* **Stored data**
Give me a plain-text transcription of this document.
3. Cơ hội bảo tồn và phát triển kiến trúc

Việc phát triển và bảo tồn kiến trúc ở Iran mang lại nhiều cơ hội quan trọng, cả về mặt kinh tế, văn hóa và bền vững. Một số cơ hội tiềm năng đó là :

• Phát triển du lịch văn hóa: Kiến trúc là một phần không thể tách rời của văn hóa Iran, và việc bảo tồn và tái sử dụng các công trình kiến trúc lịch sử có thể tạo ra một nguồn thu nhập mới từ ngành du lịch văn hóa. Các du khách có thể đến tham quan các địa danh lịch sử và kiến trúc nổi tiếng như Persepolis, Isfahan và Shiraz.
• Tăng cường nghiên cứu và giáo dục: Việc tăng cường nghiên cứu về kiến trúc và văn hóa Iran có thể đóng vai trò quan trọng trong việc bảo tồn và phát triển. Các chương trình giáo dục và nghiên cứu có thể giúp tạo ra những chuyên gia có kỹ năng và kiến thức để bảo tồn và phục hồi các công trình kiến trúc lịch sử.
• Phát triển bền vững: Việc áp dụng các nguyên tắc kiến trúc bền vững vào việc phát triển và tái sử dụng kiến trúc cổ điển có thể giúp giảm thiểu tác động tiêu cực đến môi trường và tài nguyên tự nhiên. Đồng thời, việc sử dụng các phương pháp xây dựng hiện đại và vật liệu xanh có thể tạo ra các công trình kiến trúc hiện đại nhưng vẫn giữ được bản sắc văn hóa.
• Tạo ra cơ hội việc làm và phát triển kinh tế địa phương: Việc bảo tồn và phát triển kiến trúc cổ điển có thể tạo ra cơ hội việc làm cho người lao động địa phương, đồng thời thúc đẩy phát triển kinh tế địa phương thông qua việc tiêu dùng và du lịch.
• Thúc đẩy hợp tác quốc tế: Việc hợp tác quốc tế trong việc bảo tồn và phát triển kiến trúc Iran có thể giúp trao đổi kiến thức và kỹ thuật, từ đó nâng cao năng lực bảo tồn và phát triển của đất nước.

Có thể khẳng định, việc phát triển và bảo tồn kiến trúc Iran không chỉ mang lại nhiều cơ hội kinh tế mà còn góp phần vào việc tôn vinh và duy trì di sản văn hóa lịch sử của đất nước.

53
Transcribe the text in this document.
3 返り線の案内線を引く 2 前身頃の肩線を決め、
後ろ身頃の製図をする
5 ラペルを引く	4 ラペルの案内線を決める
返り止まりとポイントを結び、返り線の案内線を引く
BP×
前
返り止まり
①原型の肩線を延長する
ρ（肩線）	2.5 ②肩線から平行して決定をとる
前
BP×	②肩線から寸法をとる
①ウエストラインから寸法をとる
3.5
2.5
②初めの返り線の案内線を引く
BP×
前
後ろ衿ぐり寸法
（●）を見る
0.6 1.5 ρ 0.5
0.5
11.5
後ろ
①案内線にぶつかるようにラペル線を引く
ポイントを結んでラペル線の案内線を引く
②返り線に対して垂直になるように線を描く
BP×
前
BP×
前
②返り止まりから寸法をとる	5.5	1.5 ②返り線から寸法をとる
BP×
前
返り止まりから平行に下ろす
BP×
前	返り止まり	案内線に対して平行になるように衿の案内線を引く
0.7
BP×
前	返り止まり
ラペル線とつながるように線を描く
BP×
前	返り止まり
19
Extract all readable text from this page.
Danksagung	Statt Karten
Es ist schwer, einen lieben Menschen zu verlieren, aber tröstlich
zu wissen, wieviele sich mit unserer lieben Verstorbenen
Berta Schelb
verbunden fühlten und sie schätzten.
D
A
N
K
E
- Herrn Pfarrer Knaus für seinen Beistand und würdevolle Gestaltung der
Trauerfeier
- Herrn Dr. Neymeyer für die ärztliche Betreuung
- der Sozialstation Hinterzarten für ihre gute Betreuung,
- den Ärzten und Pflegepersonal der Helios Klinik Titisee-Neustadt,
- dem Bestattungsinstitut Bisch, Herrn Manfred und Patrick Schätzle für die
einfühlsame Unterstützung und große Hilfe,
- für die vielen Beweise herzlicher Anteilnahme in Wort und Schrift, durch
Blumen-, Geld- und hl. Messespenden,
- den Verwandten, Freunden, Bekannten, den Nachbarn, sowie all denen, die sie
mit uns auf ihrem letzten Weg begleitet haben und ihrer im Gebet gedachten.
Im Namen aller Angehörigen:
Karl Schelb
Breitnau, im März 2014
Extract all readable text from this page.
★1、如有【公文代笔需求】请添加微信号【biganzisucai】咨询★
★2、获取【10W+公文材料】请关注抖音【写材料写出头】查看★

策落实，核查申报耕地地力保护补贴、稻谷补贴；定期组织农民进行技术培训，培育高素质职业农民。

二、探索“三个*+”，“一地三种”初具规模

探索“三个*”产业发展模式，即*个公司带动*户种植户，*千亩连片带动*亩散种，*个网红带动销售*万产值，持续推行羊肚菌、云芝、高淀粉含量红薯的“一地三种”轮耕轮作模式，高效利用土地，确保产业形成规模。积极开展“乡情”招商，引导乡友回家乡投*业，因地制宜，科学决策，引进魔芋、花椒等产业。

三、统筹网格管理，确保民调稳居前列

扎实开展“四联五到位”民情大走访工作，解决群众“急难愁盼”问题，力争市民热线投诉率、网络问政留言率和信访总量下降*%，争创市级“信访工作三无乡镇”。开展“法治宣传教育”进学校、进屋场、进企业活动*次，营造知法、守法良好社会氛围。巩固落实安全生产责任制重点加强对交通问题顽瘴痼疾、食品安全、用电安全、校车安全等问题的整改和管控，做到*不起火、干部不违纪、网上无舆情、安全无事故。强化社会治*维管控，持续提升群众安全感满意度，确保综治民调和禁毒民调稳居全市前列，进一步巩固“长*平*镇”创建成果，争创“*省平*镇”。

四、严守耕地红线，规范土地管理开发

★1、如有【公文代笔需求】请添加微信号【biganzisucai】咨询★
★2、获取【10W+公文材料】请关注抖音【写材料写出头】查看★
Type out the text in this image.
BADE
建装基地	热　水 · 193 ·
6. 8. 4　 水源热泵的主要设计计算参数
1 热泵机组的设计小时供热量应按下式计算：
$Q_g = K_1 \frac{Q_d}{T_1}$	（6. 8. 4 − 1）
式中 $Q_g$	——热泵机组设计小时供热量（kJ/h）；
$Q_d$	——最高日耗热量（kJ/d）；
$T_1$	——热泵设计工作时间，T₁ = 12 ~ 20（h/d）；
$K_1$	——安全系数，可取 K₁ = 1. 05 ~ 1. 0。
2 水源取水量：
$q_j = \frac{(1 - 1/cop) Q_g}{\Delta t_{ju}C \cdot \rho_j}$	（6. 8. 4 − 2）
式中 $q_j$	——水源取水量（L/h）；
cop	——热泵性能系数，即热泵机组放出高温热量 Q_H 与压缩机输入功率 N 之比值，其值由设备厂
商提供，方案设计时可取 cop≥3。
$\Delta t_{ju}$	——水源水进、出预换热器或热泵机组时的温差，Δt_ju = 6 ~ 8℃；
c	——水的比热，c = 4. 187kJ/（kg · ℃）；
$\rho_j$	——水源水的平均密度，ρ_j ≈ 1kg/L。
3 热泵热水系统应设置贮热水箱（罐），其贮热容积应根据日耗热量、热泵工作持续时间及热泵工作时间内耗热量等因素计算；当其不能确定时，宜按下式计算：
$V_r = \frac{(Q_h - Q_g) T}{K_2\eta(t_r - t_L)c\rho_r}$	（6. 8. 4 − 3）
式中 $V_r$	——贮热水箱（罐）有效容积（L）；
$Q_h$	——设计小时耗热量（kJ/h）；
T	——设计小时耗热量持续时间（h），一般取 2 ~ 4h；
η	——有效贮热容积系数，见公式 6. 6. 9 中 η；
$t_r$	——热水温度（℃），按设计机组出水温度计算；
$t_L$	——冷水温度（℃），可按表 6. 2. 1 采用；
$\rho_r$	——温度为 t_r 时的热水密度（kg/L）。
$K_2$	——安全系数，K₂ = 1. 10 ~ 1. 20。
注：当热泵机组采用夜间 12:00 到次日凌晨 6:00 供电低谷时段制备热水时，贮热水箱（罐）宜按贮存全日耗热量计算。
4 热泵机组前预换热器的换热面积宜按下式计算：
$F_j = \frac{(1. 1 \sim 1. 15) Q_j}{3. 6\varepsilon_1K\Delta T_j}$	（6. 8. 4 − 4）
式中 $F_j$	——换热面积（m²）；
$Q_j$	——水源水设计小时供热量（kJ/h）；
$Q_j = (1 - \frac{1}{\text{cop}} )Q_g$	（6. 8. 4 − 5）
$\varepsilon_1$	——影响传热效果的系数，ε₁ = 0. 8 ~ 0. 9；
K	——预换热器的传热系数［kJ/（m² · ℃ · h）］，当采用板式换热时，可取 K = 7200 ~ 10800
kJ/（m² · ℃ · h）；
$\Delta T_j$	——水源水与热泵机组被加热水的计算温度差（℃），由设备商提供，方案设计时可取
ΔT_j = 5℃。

* **Description of the task**
Show each line holding the word "giúp".

* **Completed task**
• Tăng cường nghiên cứu và giáo dục: Việc tăng cường nghiên cứu về kiến trúc và văn hóa Iran có thể đóng vai trò quan trọng trong việc bảo tồn và phát triển. Các chương trình giáo dục và nghiên cứu có thể giúp tạo ra những chuyên gia có kỹ năng và kiến thức để bảo tồn và phục hồi các công trình kiến trúc lịch sử.
• Phát triển bền vững: Việc áp dụng các nguyên tắc kiến trúc bền vững vào việc phát triển và tái sử dụng kiến trúc cổ điển có thể giúp giảm thiểu tác động tiêu cực đến môi trường và tài nguyên tự nhiên. Đồng thời, việc sử dụng các phương pháp xây dựng hiện đại và vật liệu xanh có thể tạo ra các công trình kiến trúc hiện đại nhưng vẫn giữ được bản sắc văn hóa.
• Thúc đẩy hợp tác quốc tế: Việc hợp tác quốc tế trong việc bảo tồn và phát triển kiến trúc Iran có thể giúp trao đổi kiến thức và kỹ thuật, từ đó nâng cao năng lực bảo tồn và phát triển của đất nước.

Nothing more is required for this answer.